>>>

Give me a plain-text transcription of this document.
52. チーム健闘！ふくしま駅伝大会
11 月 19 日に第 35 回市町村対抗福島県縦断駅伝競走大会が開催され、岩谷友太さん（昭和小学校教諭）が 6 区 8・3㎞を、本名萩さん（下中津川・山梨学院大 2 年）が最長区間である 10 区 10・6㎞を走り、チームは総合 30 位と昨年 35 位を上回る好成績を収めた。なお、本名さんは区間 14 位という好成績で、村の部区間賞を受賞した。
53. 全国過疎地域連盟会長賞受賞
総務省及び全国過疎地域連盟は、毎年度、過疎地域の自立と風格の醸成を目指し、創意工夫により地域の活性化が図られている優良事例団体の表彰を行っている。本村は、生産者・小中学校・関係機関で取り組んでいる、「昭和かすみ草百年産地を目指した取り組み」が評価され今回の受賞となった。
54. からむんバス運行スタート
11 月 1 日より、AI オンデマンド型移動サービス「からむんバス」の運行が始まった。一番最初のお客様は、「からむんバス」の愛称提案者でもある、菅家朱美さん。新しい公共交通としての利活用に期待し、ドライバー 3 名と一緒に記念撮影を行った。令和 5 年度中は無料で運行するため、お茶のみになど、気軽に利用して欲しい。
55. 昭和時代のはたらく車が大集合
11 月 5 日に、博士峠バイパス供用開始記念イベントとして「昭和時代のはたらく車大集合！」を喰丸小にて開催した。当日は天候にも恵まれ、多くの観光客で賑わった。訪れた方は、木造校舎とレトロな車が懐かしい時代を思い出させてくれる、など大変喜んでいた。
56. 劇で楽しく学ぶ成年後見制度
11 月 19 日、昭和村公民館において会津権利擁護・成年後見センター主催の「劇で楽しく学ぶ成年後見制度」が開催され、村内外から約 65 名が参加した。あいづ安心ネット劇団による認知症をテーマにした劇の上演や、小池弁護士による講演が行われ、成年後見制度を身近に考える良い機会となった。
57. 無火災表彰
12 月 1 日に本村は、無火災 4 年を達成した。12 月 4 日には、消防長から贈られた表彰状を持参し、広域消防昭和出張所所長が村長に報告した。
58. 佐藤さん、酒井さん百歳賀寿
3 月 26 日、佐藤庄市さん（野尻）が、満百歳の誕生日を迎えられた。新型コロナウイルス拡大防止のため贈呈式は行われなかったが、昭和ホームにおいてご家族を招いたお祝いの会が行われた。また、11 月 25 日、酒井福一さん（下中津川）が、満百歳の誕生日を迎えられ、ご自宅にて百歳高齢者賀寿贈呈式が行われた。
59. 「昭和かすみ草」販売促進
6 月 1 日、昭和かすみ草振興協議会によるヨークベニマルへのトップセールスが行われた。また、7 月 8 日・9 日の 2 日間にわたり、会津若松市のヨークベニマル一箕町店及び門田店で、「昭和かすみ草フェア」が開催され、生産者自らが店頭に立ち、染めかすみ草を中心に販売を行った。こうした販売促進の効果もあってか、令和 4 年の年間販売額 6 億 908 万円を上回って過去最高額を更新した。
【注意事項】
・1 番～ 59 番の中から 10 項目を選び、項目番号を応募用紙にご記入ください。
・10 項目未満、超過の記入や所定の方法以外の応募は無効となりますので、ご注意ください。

<<<
>>>

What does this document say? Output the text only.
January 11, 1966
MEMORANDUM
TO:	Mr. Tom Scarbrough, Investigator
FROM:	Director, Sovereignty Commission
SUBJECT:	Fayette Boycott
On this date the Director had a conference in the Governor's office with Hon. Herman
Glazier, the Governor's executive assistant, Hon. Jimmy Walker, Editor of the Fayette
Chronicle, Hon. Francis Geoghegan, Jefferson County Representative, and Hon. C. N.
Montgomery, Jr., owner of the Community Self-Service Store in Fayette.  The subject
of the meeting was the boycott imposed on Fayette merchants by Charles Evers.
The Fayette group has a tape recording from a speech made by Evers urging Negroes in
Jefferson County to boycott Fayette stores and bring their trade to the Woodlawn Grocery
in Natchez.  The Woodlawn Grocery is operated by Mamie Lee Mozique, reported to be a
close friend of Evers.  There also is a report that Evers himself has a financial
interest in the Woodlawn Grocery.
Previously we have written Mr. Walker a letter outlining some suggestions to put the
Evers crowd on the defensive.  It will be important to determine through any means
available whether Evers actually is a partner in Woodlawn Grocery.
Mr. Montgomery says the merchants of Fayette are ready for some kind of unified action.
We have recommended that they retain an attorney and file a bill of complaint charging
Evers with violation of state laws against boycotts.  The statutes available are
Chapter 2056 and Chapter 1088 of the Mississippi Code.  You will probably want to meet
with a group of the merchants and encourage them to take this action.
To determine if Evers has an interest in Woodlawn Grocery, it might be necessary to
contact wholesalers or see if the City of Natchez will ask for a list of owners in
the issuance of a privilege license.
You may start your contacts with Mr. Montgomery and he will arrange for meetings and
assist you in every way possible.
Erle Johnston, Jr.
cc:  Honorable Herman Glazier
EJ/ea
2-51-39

<<<

_Directions_
All lines holding the word "下中津川" should be picked out and copied.

_Solution for this exercise_
11 月 19 日に第 35 回市町村対抗福島県縦断駅伝競走大会が開催され、岩谷友太さん（昭和小学校教諭）が 6 区 8・3㎞を、本名萩さん（下中津川・山梨学院大 2 年）が最長区間である 10 区 10・6㎞を走り、チームは総合 30 位と昨年 35 位を上回る好成績を収めた。なお、本名さんは区間 14 位という好成績で、村の部区間賞を受賞した。
3 月 26 日、佐藤庄市さん（野尻）が、満百歳の誕生日を迎えられた。新型コロナウイルス拡大防止のため贈呈式は行われなかったが、昭和ホームにおいてご家族を招いたお祝いの会が行われた。また、11 月 25 日、酒井福一さん（下中津川）が、満百歳の誕生日を迎えられ、ご自宅にて百歳高齢者賀寿贈呈式が行われた。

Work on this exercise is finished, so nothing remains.